-- THE RECORDS start --
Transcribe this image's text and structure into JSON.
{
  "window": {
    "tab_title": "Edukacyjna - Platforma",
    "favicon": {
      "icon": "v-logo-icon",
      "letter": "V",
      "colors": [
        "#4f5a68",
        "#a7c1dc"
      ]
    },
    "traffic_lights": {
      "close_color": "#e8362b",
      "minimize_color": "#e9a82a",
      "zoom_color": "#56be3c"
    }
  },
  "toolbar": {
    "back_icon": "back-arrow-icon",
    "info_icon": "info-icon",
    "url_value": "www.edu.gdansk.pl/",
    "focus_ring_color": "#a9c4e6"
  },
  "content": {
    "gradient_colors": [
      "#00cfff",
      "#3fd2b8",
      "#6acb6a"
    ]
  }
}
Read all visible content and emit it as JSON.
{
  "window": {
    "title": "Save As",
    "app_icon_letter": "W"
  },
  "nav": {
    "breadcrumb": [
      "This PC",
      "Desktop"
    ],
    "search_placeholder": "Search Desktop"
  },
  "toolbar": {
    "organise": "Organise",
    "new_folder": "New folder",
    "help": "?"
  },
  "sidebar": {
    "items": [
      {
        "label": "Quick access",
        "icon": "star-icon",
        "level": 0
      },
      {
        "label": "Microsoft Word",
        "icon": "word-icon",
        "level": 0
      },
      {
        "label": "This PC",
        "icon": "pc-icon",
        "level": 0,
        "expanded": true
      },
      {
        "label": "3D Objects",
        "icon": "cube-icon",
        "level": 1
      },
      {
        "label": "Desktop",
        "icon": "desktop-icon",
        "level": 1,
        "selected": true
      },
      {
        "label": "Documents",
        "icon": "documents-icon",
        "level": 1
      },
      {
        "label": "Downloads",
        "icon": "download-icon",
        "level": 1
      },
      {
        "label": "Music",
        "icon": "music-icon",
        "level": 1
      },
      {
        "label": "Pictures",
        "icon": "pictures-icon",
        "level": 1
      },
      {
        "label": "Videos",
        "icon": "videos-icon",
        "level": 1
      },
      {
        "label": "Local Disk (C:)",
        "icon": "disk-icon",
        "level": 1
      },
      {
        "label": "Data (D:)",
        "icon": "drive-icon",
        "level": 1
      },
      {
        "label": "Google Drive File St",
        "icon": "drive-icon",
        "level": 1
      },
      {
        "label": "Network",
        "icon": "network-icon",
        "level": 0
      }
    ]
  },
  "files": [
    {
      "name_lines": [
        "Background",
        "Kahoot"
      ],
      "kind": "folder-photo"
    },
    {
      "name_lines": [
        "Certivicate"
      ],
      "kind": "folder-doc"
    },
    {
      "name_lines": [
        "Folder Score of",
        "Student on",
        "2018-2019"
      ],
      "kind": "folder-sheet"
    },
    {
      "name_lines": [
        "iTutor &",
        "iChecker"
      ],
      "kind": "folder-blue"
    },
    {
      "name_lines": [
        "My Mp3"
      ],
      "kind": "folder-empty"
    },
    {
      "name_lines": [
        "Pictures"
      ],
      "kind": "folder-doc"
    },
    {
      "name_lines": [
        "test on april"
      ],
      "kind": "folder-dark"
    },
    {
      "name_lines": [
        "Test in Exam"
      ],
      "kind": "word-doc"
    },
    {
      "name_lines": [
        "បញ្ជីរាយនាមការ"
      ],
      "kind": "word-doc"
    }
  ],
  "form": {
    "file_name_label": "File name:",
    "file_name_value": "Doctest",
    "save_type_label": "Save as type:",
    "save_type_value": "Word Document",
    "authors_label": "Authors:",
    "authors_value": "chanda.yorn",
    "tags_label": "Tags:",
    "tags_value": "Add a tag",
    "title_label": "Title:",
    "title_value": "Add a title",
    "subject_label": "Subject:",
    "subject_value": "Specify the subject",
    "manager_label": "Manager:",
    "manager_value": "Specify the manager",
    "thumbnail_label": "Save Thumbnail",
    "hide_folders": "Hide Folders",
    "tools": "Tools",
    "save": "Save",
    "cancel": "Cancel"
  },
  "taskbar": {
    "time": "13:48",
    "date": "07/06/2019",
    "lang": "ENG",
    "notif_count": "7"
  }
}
-- THE RECORDS end --
## EXERCISE REQUIREMENTS
All of the material must be reproduced exactly.

## ANSWER FOR THIS EXERCISE
Transcribe this image's text and structure into JSON.
{
  "window": {
    "tab_title": "Edukacyjna - Platforma",
    "favicon": {
      "icon": "v-logo-icon",
      "letter": "V",
      "colors": [
        "#4f5a68",
        "#a7c1dc"
      ]
    },
    "traffic_lights": {
      "close_color": "#e8362b",
      "minimize_color": "#e9a82a",
      "zoom_color": "#56be3c"
    }
  },
  "toolbar": {
    "back_icon": "back-arrow-icon",
    "info_icon": "info-icon",
    "url_value": "www.edu.gdansk.pl/",
    "focus_ring_color": "#a9c4e6"
  },
  "content": {
    "gradient_colors": [
      "#00cfff",
      "#3fd2b8",
      "#6acb6a"
    ]
  }
}
Read all visible content and emit it as JSON.
{
  "window": {
    "title": "Save As",
    "app_icon_letter": "W"
  },
  "nav": {
    "breadcrumb": [
      "This PC",
      "Desktop"
    ],
    "search_placeholder": "Search Desktop"
  },
  "toolbar": {
    "organise": "Organise",
    "new_folder": "New folder",
    "help": "?"
  },
  "sidebar": {
    "items": [
      {
        "label": "Quick access",
        "icon": "star-icon",
        "level": 0
      },
      {
        "label": "Microsoft Word",
        "icon": "word-icon",
        "level": 0
      },
      {
        "label": "This PC",
        "icon": "pc-icon",
        "level": 0,
        "expanded": true
      },
      {
        "label": "3D Objects",
        "icon": "cube-icon",
        "level": 1
      },
      {
        "label": "Desktop",
        "icon": "desktop-icon",
        "level": 1,
        "selected": true
      },
      {
        "label": "Documents",
        "icon": "documents-icon",
        "level": 1
      },
      {
        "label": "Downloads",
        "icon": "download-icon",
        "level": 1
      },
      {
        "label": "Music",
        "icon": "music-icon",
        "level": 1
      },
      {
        "label": "Pictures",
        "icon": "pictures-icon",
        "level": 1
      },
      {
        "label": "Videos",
        "icon": "videos-icon",
        "level": 1
      },
      {
        "label": "Local Disk (C:)",
        "icon": "disk-icon",
        "level": 1
      },
      {
        "label": "Data (D:)",
        "icon": "drive-icon",
        "level": 1
      },
      {
        "label": "Google Drive File St",
        "icon": "drive-icon",
        "level": 1
      },
      {
        "label": "Network",
        "icon": "network-icon",
        "level": 0
      }
    ]
  },
  "files": [
    {
      "name_lines": [
        "Background",
        "Kahoot"
      ],
      "kind": "folder-photo"
    },
    {
      "name_lines": [
        "Certivicate"
      ],
      "kind": "folder-doc"
    },
    {
      "name_lines": [
        "Folder Score of",
        "Student on",
        "2018-2019"
      ],
      "kind": "folder-sheet"
    },
    {
      "name_lines": [
        "iTutor &",
        "iChecker"
      ],
      "kind": "folder-blue"
    },
    {
      "name_lines": [
        "My Mp3"
      ],
      "kind": "folder-empty"
    },
    {
      "name_lines": [
        "Pictures"
      ],
      "kind": "folder-doc"
    },
    {
      "name_lines": [
        "test on april"
      ],
      "kind": "folder-dark"
    },
    {
      "name_lines": [
        "Test in Exam"
      ],
      "kind": "word-doc"
    },
    {
      "name_lines": [
        "បញ្ជីរាយនាមការ"
      ],
      "kind": "word-doc"
    }
  ],
  "form": {
    "file_name_label": "File name:",
    "file_name_value": "Doctest",
    "save_type_label": "Save as type:",
    "save_type_value": "Word Document",
    "authors_label": "Authors:",
    "authors_value": "chanda.yorn",
    "tags_label": "Tags:",
    "tags_value": "Add a tag",
    "title_label": "Title:",
    "title_value": "Add a title",
    "subject_label": "Subject:",
    "subject_value": "Specify the subject",
    "manager_label": "Manager:",
    "manager_value": "Specify the manager",
    "thumbnail_label": "Save Thumbnail",
    "hide_folders": "Hide Folders",
    "tools": "Tools",
    "save": "Save",
    "cancel": "Cancel"
  },
  "taskbar": {
    "time": "13:48",
    "date": "07/06/2019",
    "lang": "ENG",
    "notif_count": "7"
  }
}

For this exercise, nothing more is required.